Data listing
----------
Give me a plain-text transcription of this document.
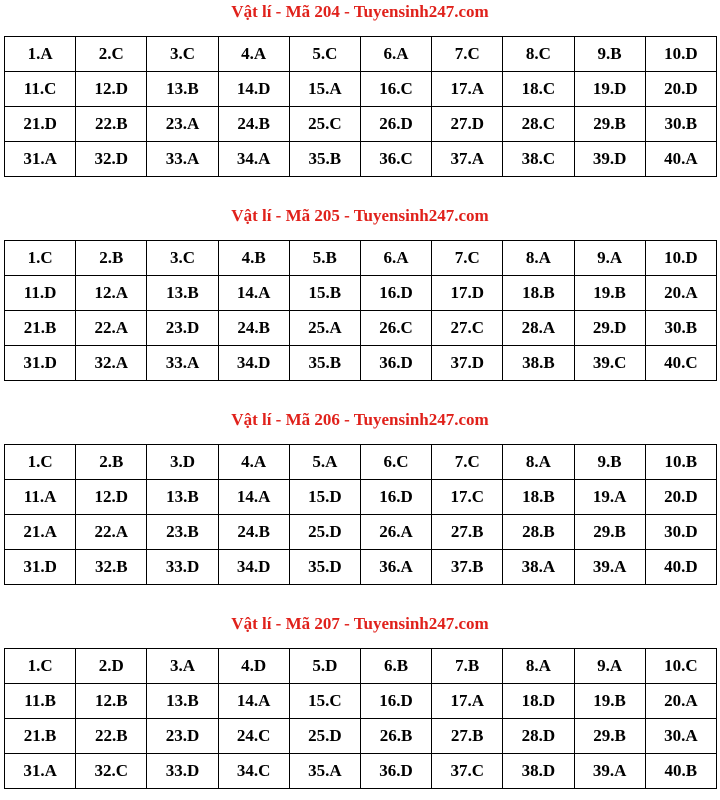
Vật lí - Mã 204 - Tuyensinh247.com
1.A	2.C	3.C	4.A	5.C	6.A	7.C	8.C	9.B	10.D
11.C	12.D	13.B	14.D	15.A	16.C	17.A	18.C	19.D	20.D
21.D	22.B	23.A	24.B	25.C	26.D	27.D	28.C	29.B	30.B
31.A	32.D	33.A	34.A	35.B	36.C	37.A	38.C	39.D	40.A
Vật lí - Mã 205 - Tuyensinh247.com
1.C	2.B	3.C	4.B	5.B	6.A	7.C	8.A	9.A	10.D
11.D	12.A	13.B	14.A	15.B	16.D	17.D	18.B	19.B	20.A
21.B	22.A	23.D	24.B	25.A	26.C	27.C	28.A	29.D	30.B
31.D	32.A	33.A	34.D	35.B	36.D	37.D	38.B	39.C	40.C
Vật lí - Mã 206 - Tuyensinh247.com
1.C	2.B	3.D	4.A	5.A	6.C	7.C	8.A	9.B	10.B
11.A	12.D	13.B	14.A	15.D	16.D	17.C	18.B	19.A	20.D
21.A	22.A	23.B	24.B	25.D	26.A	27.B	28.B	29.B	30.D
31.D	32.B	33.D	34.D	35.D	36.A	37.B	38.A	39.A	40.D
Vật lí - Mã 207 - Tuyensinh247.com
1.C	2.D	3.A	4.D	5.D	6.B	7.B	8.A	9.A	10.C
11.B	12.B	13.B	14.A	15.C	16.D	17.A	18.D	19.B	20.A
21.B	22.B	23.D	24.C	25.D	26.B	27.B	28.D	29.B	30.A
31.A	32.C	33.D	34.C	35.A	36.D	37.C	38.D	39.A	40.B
----------
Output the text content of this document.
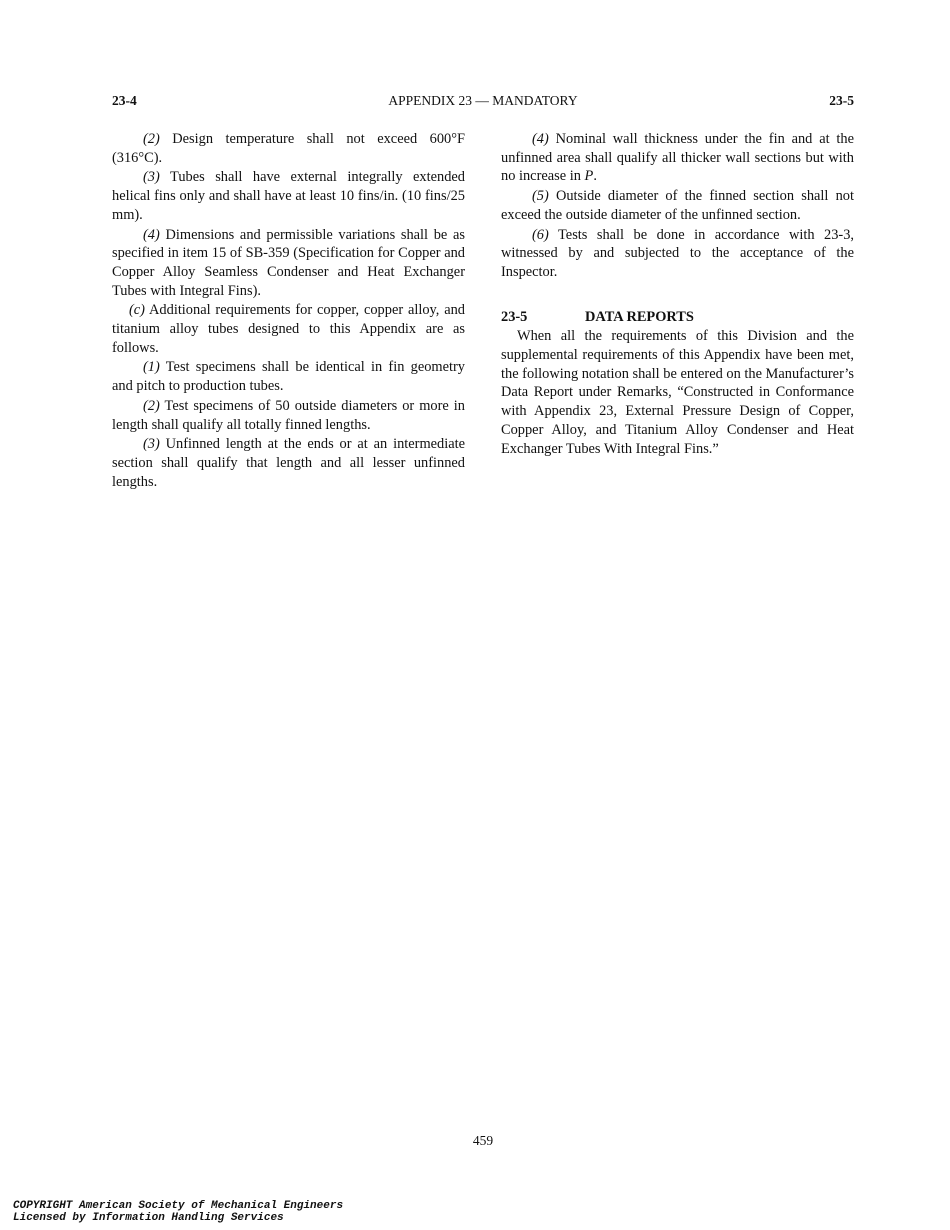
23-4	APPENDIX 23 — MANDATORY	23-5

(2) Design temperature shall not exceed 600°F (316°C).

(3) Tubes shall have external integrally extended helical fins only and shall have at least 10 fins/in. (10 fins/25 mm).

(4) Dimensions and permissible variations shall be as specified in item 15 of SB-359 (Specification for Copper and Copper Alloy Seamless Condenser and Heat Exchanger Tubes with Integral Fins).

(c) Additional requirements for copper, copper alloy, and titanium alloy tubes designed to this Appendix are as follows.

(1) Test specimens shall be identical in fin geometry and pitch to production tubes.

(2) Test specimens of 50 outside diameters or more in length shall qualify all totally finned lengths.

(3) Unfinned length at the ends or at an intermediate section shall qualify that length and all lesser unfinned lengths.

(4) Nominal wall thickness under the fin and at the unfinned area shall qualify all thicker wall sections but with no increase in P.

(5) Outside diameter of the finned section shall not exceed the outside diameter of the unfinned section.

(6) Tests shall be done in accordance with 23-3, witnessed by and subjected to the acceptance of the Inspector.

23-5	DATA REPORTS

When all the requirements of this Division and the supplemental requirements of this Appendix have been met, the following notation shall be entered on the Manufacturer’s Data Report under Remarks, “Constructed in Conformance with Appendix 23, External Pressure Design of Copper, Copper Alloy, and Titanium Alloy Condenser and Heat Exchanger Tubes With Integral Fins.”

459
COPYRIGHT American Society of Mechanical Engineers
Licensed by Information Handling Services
----------
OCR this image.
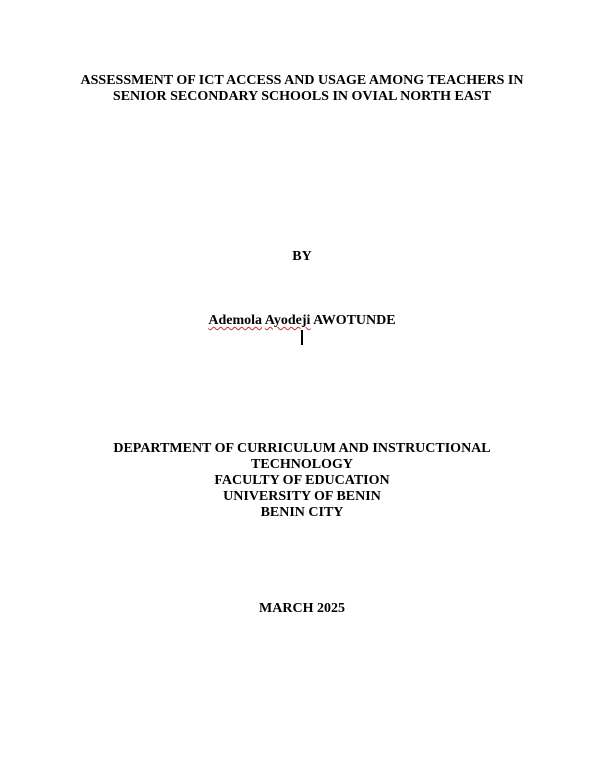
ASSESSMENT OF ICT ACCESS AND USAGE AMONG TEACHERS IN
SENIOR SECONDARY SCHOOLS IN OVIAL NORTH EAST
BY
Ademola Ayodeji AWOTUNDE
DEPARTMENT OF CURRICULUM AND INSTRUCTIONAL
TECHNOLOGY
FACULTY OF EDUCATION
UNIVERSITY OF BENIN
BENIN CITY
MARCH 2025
----------
▸ **TASK STATEMENT**:
Scan the material above. Copy each line that holds the word "Heat".

▸ **TASK RESPONSE**:
(4) Dimensions and permissible variations shall be as specified in item 15 of SB-359 (Specification for Copper and Copper Alloy Seamless Condenser and Heat Exchanger Tubes with Integral Fins).
When all the requirements of this Division and the supplemental requirements of this Appendix have been met, the following notation shall be entered on the Manufacturer’s Data Report under Remarks, “Constructed in Conformance with Appendix 23, External Pressure Design of Copper, Copper Alloy, and Titanium Alloy Condenser and Heat Exchanger Tubes With Integral Fins.”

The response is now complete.